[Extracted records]
* * * *

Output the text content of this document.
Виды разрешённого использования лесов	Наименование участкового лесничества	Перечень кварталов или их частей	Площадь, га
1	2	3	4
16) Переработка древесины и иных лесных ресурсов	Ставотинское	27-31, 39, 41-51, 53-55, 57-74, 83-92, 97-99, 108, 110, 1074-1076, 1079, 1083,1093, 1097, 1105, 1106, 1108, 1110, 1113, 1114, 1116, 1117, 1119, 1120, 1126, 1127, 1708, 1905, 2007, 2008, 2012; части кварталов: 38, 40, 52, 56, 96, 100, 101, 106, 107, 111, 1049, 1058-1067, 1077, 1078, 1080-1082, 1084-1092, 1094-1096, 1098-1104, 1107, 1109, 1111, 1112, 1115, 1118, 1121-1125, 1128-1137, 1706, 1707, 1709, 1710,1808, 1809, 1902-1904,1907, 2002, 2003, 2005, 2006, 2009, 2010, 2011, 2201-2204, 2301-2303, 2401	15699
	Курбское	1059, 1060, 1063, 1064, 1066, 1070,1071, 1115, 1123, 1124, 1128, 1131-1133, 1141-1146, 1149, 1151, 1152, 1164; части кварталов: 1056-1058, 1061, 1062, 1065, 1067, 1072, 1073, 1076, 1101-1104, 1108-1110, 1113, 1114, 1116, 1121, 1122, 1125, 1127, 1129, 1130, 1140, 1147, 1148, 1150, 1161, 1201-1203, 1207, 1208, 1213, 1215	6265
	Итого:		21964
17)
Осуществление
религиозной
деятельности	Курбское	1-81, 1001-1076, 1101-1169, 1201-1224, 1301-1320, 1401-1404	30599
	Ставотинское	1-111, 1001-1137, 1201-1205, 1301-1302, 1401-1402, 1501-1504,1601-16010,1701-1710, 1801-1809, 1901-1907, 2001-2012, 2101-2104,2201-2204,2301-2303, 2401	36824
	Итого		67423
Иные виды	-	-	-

* * * *

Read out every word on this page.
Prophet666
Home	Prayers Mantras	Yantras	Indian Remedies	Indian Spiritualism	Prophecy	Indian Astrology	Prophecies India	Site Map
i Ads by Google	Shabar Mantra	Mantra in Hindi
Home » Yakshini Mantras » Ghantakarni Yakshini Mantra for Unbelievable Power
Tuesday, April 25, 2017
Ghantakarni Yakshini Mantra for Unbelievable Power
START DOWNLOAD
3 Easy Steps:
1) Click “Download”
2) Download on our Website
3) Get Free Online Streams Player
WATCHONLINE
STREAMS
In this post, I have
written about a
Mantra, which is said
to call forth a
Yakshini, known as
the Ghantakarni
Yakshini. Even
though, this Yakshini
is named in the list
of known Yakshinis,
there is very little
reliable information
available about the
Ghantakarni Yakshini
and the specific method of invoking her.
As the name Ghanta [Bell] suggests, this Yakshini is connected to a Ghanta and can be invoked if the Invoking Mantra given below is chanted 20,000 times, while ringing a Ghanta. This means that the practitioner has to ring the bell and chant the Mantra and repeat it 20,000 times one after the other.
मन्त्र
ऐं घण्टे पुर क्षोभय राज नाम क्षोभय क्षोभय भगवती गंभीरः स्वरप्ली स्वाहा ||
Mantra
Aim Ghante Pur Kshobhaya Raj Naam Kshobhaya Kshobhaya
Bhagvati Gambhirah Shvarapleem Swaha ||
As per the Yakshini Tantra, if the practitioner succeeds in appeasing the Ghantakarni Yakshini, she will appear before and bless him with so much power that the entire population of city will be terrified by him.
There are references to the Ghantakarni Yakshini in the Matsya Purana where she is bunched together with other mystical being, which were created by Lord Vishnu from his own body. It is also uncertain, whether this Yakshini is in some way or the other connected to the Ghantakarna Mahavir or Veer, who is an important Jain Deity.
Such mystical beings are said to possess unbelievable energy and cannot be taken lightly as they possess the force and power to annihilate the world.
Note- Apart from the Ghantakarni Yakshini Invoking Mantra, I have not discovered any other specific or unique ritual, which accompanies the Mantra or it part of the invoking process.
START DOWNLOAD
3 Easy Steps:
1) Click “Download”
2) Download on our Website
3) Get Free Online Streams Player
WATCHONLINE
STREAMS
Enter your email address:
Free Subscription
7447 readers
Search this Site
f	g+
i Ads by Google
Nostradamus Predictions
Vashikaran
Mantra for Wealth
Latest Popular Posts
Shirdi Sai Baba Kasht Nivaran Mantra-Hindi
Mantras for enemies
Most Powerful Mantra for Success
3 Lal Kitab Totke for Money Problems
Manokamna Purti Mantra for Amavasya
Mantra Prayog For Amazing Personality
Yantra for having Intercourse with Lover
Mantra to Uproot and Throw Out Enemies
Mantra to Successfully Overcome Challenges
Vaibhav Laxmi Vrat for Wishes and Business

* * * *

# Task goal
Find the number of lines in which the word "practitioner" occurs, and write nothing but that number.

# Result of this exercise
2